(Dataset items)
----
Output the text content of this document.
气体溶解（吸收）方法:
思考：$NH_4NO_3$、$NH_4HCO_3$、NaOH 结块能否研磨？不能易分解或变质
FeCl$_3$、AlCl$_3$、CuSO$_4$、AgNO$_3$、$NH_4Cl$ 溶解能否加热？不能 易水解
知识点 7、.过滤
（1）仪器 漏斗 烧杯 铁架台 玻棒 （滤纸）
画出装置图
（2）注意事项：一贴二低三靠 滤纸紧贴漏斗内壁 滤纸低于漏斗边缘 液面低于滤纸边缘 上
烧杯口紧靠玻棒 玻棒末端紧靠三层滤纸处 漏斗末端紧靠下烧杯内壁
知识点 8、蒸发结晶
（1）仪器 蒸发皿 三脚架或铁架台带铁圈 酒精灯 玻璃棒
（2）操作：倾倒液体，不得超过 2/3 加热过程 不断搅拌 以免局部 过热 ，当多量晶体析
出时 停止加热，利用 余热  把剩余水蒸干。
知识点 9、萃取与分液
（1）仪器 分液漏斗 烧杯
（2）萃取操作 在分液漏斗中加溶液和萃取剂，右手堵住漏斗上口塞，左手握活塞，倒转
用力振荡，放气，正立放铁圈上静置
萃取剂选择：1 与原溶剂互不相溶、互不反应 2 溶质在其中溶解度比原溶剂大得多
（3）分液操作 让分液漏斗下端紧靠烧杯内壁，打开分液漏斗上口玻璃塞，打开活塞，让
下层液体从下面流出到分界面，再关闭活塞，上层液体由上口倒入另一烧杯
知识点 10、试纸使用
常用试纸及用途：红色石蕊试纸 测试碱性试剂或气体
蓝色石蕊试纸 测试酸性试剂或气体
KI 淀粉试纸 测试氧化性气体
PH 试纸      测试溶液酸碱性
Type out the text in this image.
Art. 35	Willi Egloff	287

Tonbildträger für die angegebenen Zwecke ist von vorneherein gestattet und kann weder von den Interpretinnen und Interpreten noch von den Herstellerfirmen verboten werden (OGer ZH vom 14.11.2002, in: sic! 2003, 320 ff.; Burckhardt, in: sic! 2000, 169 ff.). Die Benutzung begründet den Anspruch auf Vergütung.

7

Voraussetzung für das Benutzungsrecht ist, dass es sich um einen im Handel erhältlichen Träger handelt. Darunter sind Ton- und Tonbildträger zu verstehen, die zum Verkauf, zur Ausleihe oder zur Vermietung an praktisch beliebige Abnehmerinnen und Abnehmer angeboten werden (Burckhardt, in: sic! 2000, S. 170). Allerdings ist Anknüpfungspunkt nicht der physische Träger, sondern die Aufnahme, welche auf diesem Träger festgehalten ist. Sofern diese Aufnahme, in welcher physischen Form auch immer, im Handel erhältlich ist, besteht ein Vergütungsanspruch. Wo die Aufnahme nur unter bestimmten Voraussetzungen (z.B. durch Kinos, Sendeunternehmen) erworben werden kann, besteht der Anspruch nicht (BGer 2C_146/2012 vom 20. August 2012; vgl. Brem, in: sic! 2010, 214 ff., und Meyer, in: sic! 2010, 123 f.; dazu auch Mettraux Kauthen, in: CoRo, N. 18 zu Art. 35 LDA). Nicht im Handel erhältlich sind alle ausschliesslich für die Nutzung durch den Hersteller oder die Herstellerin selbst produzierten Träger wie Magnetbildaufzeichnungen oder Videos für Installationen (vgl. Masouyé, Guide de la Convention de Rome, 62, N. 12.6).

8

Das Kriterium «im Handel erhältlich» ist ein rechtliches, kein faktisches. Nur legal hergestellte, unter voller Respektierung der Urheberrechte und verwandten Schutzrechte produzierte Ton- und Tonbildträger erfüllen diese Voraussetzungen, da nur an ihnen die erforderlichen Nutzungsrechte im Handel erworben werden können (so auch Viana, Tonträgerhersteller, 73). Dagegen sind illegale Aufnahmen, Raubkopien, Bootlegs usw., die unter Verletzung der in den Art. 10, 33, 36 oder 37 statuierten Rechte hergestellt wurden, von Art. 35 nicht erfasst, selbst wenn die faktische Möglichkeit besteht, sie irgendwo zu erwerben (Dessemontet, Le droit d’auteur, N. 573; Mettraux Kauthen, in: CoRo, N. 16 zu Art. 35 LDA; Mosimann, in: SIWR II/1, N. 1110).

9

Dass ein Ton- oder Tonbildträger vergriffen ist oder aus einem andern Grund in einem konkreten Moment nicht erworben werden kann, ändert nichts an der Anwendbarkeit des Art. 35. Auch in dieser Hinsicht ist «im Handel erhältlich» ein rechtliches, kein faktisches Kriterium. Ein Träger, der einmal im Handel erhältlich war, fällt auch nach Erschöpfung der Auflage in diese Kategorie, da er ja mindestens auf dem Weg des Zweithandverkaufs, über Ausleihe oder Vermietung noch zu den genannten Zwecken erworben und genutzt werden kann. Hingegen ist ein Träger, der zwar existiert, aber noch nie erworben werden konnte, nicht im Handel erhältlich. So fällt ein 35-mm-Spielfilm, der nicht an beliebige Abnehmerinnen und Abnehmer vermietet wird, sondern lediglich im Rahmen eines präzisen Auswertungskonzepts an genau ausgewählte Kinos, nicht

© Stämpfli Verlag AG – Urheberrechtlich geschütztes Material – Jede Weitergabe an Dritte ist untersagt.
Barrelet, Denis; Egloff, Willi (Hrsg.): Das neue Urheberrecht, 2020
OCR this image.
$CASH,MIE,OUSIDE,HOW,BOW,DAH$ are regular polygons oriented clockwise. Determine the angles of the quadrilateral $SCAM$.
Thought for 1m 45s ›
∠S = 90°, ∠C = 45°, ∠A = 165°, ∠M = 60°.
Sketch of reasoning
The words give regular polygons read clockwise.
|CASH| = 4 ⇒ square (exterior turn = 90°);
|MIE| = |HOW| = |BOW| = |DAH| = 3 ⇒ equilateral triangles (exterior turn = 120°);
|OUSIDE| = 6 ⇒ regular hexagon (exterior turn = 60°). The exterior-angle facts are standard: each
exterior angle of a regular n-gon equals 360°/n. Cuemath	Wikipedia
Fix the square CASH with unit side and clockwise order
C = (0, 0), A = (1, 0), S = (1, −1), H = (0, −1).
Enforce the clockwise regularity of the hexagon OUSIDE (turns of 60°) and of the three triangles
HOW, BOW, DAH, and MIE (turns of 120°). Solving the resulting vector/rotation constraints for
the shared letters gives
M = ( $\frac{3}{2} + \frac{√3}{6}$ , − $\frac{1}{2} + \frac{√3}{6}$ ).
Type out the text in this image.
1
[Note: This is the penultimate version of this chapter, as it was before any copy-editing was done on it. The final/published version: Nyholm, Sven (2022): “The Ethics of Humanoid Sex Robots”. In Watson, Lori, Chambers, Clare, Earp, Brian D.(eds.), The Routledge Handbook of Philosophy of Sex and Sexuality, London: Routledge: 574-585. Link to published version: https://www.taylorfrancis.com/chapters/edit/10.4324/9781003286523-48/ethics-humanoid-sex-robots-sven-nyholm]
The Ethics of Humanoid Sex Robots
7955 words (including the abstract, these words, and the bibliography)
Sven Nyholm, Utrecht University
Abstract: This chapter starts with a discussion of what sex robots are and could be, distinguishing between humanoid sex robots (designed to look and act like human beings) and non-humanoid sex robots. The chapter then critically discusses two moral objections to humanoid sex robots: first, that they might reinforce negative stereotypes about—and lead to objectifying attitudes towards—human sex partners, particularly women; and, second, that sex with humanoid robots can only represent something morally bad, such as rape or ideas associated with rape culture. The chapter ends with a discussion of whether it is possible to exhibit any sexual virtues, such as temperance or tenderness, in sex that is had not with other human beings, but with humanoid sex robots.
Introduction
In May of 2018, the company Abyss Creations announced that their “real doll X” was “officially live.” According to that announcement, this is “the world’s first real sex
----
* WHAT YOU NEED TO DO
Write out the records shown above, exactly as they appear.

* COMPLETE OUTPUT
Output the text content of this document.
气体溶解（吸收）方法:
思考：$NH_4NO_3$、$NH_4HCO_3$、NaOH 结块能否研磨？不能易分解或变质
FeCl$_3$、AlCl$_3$、CuSO$_4$、AgNO$_3$、$NH_4Cl$ 溶解能否加热？不能 易水解
知识点 7、.过滤
（1）仪器 漏斗 烧杯 铁架台 玻棒 （滤纸）
画出装置图
（2）注意事项：一贴二低三靠 滤纸紧贴漏斗内壁 滤纸低于漏斗边缘 液面低于滤纸边缘 上
烧杯口紧靠玻棒 玻棒末端紧靠三层滤纸处 漏斗末端紧靠下烧杯内壁
知识点 8、蒸发结晶
（1）仪器 蒸发皿 三脚架或铁架台带铁圈 酒精灯 玻璃棒
（2）操作：倾倒液体，不得超过 2/3 加热过程 不断搅拌 以免局部 过热 ，当多量晶体析
出时 停止加热，利用 余热  把剩余水蒸干。
知识点 9、萃取与分液
（1）仪器 分液漏斗 烧杯
（2）萃取操作 在分液漏斗中加溶液和萃取剂，右手堵住漏斗上口塞，左手握活塞，倒转
用力振荡，放气，正立放铁圈上静置
萃取剂选择：1 与原溶剂互不相溶、互不反应 2 溶质在其中溶解度比原溶剂大得多
（3）分液操作 让分液漏斗下端紧靠烧杯内壁，打开分液漏斗上口玻璃塞，打开活塞，让
下层液体从下面流出到分界面，再关闭活塞，上层液体由上口倒入另一烧杯
知识点 10、试纸使用
常用试纸及用途：红色石蕊试纸 测试碱性试剂或气体
蓝色石蕊试纸 测试酸性试剂或气体
KI 淀粉试纸 测试氧化性气体
PH 试纸      测试溶液酸碱性
Type out the text in this image.
Art. 35	Willi Egloff	287

Tonbildträger für die angegebenen Zwecke ist von vorneherein gestattet und kann weder von den Interpretinnen und Interpreten noch von den Herstellerfirmen verboten werden (OGer ZH vom 14.11.2002, in: sic! 2003, 320 ff.; Burckhardt, in: sic! 2000, 169 ff.). Die Benutzung begründet den Anspruch auf Vergütung.

7

Voraussetzung für das Benutzungsrecht ist, dass es sich um einen im Handel erhältlichen Träger handelt. Darunter sind Ton- und Tonbildträger zu verstehen, die zum Verkauf, zur Ausleihe oder zur Vermietung an praktisch beliebige Abnehmerinnen und Abnehmer angeboten werden (Burckhardt, in: sic! 2000, S. 170). Allerdings ist Anknüpfungspunkt nicht der physische Träger, sondern die Aufnahme, welche auf diesem Träger festgehalten ist. Sofern diese Aufnahme, in welcher physischen Form auch immer, im Handel erhältlich ist, besteht ein Vergütungsanspruch. Wo die Aufnahme nur unter bestimmten Voraussetzungen (z.B. durch Kinos, Sendeunternehmen) erworben werden kann, besteht der Anspruch nicht (BGer 2C_146/2012 vom 20. August 2012; vgl. Brem, in: sic! 2010, 214 ff., und Meyer, in: sic! 2010, 123 f.; dazu auch Mettraux Kauthen, in: CoRo, N. 18 zu Art. 35 LDA). Nicht im Handel erhältlich sind alle ausschliesslich für die Nutzung durch den Hersteller oder die Herstellerin selbst produzierten Träger wie Magnetbildaufzeichnungen oder Videos für Installationen (vgl. Masouyé, Guide de la Convention de Rome, 62, N. 12.6).

8

Das Kriterium «im Handel erhältlich» ist ein rechtliches, kein faktisches. Nur legal hergestellte, unter voller Respektierung der Urheberrechte und verwandten Schutzrechte produzierte Ton- und Tonbildträger erfüllen diese Voraussetzungen, da nur an ihnen die erforderlichen Nutzungsrechte im Handel erworben werden können (so auch Viana, Tonträgerhersteller, 73). Dagegen sind illegale Aufnahmen, Raubkopien, Bootlegs usw., die unter Verletzung der in den Art. 10, 33, 36 oder 37 statuierten Rechte hergestellt wurden, von Art. 35 nicht erfasst, selbst wenn die faktische Möglichkeit besteht, sie irgendwo zu erwerben (Dessemontet, Le droit d’auteur, N. 573; Mettraux Kauthen, in: CoRo, N. 16 zu Art. 35 LDA; Mosimann, in: SIWR II/1, N. 1110).

9

Dass ein Ton- oder Tonbildträger vergriffen ist oder aus einem andern Grund in einem konkreten Moment nicht erworben werden kann, ändert nichts an der Anwendbarkeit des Art. 35. Auch in dieser Hinsicht ist «im Handel erhältlich» ein rechtliches, kein faktisches Kriterium. Ein Träger, der einmal im Handel erhältlich war, fällt auch nach Erschöpfung der Auflage in diese Kategorie, da er ja mindestens auf dem Weg des Zweithandverkaufs, über Ausleihe oder Vermietung noch zu den genannten Zwecken erworben und genutzt werden kann. Hingegen ist ein Träger, der zwar existiert, aber noch nie erworben werden konnte, nicht im Handel erhältlich. So fällt ein 35-mm-Spielfilm, der nicht an beliebige Abnehmerinnen und Abnehmer vermietet wird, sondern lediglich im Rahmen eines präzisen Auswertungskonzepts an genau ausgewählte Kinos, nicht

© Stämpfli Verlag AG – Urheberrechtlich geschütztes Material – Jede Weitergabe an Dritte ist untersagt.
Barrelet, Denis; Egloff, Willi (Hrsg.): Das neue Urheberrecht, 2020
OCR this image.
$CASH,MIE,OUSIDE,HOW,BOW,DAH$ are regular polygons oriented clockwise. Determine the angles of the quadrilateral $SCAM$.
Thought for 1m 45s ›
∠S = 90°, ∠C = 45°, ∠A = 165°, ∠M = 60°.
Sketch of reasoning
The words give regular polygons read clockwise.
|CASH| = 4 ⇒ square (exterior turn = 90°);
|MIE| = |HOW| = |BOW| = |DAH| = 3 ⇒ equilateral triangles (exterior turn = 120°);
|OUSIDE| = 6 ⇒ regular hexagon (exterior turn = 60°). The exterior-angle facts are standard: each
exterior angle of a regular n-gon equals 360°/n. Cuemath	Wikipedia
Fix the square CASH with unit side and clockwise order
C = (0, 0), A = (1, 0), S = (1, −1), H = (0, −1).
Enforce the clockwise regularity of the hexagon OUSIDE (turns of 60°) and of the three triangles
HOW, BOW, DAH, and MIE (turns of 120°). Solving the resulting vector/rotation constraints for
the shared letters gives
M = ( $\frac{3}{2} + \frac{√3}{6}$ , − $\frac{1}{2} + \frac{√3}{6}$ ).
Type out the text in this image.
1
[Note: This is the penultimate version of this chapter, as it was before any copy-editing was done on it. The final/published version: Nyholm, Sven (2022): “The Ethics of Humanoid Sex Robots”. In Watson, Lori, Chambers, Clare, Earp, Brian D.(eds.), The Routledge Handbook of Philosophy of Sex and Sexuality, London: Routledge: 574-585. Link to published version: https://www.taylorfrancis.com/chapters/edit/10.4324/9781003286523-48/ethics-humanoid-sex-robots-sven-nyholm]
The Ethics of Humanoid Sex Robots
7955 words (including the abstract, these words, and the bibliography)
Sven Nyholm, Utrecht University
Abstract: This chapter starts with a discussion of what sex robots are and could be, distinguishing between humanoid sex robots (designed to look and act like human beings) and non-humanoid sex robots. The chapter then critically discusses two moral objections to humanoid sex robots: first, that they might reinforce negative stereotypes about—and lead to objectifying attitudes towards—human sex partners, particularly women; and, second, that sex with humanoid robots can only represent something morally bad, such as rape or ideas associated with rape culture. The chapter ends with a discussion of whether it is possible to exhibit any sexual virtues, such as temperance or tenderness, in sex that is had not with other human beings, but with humanoid sex robots.
Introduction
In May of 2018, the company Abyss Creations announced that their “real doll X” was “officially live.” According to that announcement, this is “the world’s first real sex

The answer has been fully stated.